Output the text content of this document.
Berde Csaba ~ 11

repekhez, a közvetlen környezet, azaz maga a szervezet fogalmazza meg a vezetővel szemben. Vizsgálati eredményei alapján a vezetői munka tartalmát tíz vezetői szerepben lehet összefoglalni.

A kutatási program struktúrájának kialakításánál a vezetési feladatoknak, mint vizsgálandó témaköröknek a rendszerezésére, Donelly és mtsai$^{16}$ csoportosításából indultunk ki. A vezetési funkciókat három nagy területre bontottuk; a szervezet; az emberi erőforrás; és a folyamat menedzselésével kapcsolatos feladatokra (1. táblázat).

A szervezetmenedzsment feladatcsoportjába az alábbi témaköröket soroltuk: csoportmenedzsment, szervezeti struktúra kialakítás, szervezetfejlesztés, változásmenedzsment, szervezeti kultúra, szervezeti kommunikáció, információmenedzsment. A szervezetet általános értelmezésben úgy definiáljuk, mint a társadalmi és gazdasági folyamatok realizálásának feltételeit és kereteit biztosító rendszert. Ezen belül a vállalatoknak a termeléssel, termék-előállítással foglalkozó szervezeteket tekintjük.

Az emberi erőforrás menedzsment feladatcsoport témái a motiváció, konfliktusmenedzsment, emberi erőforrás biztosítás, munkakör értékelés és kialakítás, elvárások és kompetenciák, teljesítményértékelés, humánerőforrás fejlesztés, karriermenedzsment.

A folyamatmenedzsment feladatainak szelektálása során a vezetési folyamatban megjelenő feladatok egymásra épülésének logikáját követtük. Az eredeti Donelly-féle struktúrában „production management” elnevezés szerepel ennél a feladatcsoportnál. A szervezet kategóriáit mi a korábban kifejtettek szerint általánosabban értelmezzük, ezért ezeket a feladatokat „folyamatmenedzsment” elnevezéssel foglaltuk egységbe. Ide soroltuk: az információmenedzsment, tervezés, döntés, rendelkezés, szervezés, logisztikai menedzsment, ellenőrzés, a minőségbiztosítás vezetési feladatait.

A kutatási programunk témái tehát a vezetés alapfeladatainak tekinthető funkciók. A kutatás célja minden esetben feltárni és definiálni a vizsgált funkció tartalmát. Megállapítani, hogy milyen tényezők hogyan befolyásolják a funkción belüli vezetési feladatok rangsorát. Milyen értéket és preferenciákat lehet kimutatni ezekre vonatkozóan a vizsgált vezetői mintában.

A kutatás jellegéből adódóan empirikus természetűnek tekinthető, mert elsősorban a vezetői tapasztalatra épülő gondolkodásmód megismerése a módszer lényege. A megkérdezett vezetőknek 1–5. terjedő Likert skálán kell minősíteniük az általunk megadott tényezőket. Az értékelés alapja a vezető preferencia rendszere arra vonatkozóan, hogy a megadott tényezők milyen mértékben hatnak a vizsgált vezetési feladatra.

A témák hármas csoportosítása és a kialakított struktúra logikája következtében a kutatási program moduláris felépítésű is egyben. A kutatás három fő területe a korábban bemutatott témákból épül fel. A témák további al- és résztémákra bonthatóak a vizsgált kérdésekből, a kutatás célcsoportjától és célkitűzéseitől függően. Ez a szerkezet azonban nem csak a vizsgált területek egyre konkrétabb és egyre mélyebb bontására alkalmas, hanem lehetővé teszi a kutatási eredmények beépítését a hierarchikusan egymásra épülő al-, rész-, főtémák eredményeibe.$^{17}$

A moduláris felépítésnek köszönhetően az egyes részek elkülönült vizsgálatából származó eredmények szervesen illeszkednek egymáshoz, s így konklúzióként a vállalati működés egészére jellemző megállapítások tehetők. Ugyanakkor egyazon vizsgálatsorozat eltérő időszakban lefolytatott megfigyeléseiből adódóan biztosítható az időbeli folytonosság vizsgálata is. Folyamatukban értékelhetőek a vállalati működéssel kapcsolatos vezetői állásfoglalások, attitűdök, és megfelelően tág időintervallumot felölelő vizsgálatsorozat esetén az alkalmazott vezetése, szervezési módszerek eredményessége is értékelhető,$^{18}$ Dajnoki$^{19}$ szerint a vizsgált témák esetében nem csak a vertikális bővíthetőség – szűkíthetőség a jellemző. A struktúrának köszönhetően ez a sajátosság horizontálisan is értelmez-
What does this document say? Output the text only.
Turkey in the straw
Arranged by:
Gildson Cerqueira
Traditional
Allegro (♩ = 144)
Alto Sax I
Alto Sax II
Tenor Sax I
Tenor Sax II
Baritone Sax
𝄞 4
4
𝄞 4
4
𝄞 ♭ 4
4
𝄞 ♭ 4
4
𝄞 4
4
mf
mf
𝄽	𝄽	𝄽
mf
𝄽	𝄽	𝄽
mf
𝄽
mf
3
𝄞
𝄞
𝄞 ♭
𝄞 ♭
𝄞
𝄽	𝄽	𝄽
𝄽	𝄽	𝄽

____________

- Short exercise: Copy only this span: the line that contains "What does this", the last line, and every line between them.

- Expected output:
What does this document say? Output the text only.
Turkey in the straw
Arranged by:
Gildson Cerqueira
Traditional
Allegro (♩ = 144)
Alto Sax I
Alto Sax II
Tenor Sax I
Tenor Sax II
Baritone Sax
𝄞 4
4
𝄞 4
4
𝄞 ♭ 4
4
𝄞 ♭ 4
4
𝄞 4
4
mf
mf
𝄽	𝄽	𝄽
mf
𝄽	𝄽	𝄽
mf
𝄽
mf
3
𝄞
𝄞
𝄞 ♭
𝄞 ♭
𝄞
𝄽	𝄽	𝄽
𝄽	𝄽	𝄽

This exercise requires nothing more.